== STATED PROBLEM ==
Search the records for "with" and copy each line that holds it.

Stored data entries

================

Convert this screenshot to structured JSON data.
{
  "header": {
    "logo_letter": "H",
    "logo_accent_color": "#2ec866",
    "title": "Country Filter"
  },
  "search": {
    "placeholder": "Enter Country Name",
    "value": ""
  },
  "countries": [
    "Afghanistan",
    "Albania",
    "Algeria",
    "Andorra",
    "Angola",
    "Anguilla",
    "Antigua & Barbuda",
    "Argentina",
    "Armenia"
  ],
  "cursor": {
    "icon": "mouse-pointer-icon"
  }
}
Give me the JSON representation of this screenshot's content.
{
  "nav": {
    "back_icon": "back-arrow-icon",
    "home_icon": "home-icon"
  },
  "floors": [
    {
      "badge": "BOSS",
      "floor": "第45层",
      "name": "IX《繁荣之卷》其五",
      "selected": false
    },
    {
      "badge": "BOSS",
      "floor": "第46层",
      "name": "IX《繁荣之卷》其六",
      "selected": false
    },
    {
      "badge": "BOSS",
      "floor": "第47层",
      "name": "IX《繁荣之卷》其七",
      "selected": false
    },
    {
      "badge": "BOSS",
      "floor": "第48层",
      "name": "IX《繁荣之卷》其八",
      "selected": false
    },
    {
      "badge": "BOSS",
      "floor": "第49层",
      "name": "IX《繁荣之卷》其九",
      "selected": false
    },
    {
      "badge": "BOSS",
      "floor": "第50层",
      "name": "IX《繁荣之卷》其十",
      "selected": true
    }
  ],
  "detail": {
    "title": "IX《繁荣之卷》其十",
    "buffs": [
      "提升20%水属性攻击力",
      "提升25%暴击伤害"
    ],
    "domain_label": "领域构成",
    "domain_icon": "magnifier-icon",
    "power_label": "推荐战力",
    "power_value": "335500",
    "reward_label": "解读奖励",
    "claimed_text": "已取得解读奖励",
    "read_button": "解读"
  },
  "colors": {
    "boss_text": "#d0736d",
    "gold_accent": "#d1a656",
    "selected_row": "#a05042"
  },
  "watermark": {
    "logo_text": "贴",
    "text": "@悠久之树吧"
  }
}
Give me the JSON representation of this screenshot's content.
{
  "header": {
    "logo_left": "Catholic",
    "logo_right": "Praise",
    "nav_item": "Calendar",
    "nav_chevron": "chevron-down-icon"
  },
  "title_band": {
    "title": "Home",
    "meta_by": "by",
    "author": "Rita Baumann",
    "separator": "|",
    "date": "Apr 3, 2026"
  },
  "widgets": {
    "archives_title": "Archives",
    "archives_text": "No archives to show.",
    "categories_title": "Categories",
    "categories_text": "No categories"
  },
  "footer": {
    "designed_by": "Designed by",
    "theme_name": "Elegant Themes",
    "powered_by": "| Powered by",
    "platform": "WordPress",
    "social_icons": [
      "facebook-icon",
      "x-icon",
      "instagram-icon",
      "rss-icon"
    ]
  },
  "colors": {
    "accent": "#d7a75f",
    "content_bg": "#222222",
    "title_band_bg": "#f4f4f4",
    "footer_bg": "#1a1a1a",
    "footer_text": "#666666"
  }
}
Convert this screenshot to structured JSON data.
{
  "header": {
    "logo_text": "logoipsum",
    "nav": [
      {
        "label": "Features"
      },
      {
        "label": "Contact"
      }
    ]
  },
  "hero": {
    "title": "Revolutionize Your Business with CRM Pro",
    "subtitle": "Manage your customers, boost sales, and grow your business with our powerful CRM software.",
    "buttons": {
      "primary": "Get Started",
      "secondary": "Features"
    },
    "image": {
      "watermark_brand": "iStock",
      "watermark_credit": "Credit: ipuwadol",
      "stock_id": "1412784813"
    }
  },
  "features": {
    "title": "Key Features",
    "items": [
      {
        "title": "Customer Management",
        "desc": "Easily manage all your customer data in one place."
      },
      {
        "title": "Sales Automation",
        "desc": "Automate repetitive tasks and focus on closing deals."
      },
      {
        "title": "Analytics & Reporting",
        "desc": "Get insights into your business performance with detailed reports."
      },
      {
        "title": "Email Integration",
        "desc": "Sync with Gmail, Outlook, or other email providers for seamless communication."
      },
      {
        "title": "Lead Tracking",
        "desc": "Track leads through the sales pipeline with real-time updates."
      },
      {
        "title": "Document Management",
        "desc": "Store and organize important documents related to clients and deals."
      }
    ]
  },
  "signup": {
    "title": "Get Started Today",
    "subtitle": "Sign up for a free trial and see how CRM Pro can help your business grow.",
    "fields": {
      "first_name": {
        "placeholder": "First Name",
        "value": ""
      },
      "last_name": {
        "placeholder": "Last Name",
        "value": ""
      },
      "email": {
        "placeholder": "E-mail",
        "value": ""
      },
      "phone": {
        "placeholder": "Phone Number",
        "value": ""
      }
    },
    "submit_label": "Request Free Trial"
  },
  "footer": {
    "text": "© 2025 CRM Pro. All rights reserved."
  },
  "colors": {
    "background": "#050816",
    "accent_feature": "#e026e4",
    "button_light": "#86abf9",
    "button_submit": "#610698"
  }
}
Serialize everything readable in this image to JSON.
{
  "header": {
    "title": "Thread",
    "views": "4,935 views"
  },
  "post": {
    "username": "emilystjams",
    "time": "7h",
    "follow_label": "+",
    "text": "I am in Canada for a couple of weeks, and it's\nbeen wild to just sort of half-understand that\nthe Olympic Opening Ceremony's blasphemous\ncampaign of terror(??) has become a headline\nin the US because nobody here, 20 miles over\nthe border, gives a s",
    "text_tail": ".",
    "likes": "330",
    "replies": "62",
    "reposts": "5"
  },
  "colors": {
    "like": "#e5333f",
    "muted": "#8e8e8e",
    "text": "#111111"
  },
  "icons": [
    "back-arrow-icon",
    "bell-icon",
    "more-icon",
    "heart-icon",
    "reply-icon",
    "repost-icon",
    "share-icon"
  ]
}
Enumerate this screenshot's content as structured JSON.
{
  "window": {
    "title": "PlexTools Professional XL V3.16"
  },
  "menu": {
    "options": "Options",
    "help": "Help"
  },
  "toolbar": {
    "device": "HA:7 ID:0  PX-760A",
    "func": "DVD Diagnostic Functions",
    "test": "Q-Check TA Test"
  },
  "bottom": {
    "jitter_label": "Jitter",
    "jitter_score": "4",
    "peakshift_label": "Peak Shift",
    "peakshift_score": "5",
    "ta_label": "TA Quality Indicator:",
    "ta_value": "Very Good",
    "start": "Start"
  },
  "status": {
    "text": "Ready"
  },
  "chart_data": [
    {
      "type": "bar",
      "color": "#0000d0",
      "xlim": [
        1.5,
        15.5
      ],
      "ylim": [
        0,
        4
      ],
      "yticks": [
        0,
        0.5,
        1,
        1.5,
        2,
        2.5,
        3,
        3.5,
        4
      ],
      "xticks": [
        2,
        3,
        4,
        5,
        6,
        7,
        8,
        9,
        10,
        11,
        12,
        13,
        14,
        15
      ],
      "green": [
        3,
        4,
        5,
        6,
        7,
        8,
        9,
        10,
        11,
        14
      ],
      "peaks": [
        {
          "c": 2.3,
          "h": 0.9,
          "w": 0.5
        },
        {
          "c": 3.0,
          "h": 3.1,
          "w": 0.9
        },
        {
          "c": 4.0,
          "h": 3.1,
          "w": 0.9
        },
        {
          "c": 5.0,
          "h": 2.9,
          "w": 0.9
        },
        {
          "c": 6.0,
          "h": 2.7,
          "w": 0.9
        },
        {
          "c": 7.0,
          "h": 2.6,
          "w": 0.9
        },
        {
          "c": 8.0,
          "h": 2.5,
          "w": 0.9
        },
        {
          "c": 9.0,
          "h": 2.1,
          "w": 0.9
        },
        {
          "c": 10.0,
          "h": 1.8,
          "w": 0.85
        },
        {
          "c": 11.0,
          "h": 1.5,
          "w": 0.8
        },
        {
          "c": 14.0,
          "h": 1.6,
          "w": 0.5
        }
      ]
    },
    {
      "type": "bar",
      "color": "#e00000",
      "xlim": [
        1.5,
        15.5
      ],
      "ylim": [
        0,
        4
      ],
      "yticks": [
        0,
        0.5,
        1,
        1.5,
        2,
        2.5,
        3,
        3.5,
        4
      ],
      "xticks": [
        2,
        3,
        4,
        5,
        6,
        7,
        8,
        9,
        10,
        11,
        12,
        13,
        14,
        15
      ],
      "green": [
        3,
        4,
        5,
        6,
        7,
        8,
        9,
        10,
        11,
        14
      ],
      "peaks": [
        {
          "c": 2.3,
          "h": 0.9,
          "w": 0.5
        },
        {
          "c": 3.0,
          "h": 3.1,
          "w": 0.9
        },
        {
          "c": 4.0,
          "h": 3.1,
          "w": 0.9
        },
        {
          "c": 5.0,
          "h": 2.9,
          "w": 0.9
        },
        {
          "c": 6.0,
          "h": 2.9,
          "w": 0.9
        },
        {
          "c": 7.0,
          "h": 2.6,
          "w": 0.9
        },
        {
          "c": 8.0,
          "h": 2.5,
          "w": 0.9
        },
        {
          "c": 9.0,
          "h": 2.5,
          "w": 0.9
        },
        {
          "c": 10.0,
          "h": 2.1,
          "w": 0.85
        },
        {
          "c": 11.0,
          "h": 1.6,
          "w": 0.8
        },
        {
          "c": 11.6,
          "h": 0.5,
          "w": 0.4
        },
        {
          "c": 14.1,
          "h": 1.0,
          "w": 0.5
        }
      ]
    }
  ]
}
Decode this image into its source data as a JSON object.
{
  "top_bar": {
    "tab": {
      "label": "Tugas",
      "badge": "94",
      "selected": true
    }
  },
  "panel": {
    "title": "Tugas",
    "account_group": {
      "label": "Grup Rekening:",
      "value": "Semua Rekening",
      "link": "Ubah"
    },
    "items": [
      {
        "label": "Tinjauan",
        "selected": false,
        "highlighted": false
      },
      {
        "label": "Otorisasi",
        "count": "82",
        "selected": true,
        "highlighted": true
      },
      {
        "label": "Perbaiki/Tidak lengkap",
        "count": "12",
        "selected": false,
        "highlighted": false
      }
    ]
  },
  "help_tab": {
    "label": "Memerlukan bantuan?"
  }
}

================

== FULL SOLUTION ==
    "title": "Revolutionize Your Business with CRM Pro",
    "subtitle": "Manage your customers, boost sales, and grow your business with our powerful CRM software.",
        "desc": "Get insights into your business performance with detailed reports."
        "desc": "Sync with Gmail, Outlook, or other email providers for seamless communication."
        "desc": "Track leads through the sales pipeline with real-time updates."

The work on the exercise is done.